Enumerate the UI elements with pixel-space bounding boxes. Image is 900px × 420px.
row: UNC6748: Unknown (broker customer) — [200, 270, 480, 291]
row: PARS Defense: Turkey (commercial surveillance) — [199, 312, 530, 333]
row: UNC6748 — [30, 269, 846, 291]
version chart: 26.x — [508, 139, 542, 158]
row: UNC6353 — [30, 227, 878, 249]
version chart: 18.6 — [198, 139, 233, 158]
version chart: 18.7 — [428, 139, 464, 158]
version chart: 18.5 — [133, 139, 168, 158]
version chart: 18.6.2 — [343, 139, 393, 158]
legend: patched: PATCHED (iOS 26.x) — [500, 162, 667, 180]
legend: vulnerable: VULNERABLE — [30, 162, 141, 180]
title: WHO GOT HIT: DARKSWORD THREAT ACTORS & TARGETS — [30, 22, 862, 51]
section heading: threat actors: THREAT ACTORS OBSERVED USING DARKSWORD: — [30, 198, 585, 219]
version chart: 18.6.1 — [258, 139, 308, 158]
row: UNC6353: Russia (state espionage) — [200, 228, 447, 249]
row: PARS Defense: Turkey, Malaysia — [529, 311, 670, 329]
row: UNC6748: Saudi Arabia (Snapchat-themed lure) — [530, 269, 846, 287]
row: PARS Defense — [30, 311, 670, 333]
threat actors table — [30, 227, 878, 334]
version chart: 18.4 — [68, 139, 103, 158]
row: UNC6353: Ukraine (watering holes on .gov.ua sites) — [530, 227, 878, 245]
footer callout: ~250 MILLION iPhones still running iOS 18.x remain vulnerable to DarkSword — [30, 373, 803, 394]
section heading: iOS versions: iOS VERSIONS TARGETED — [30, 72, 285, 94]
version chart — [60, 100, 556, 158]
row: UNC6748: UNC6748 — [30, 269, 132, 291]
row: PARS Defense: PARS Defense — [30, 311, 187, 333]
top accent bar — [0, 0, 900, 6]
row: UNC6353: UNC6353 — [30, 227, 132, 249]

:::

§ **Aufgabenstellung**
Schreiben Sie die gesamten Daten oben Zeile für Zeile unverändert ab.

§ **Lösung der Aufgabe**
Enumerate the UI elements with pixel-space bounding boxes. Image is 900px × 420px.
row: UNC6748: Unknown (broker customer) — [200, 270, 480, 291]
row: PARS Defense: Turkey (commercial surveillance) — [199, 312, 530, 333]
row: UNC6748 — [30, 269, 846, 291]
version chart: 26.x — [508, 139, 542, 158]
row: UNC6353 — [30, 227, 878, 249]
version chart: 18.6 — [198, 139, 233, 158]
version chart: 18.7 — [428, 139, 464, 158]
version chart: 18.5 — [133, 139, 168, 158]
version chart: 18.6.2 — [343, 139, 393, 158]
legend: patched: PATCHED (iOS 26.x) — [500, 162, 667, 180]
legend: vulnerable: VULNERABLE — [30, 162, 141, 180]
title: WHO GOT HIT: DARKSWORD THREAT ACTORS & TARGETS — [30, 22, 862, 51]
section heading: threat actors: THREAT ACTORS OBSERVED USING DARKSWORD: — [30, 198, 585, 219]
version chart: 18.6.1 — [258, 139, 308, 158]
row: UNC6353: Russia (state espionage) — [200, 228, 447, 249]
row: PARS Defense: Turkey, Malaysia — [529, 311, 670, 329]
row: UNC6748: Saudi Arabia (Snapchat-themed lure) — [530, 269, 846, 287]
row: PARS Defense — [30, 311, 670, 333]
threat actors table — [30, 227, 878, 334]
version chart: 18.4 — [68, 139, 103, 158]
row: UNC6353: Ukraine (watering holes on .gov.ua sites) — [530, 227, 878, 245]
footer callout: ~250 MILLION iPhones still running iOS 18.x remain vulnerable to DarkSword — [30, 373, 803, 394]
section heading: iOS versions: iOS VERSIONS TARGETED — [30, 72, 285, 94]
version chart — [60, 100, 556, 158]
row: UNC6748: UNC6748 — [30, 269, 132, 291]
row: PARS Defense: PARS Defense — [30, 311, 187, 333]
top accent bar — [0, 0, 900, 6]
row: UNC6353: UNC6353 — [30, 227, 132, 249]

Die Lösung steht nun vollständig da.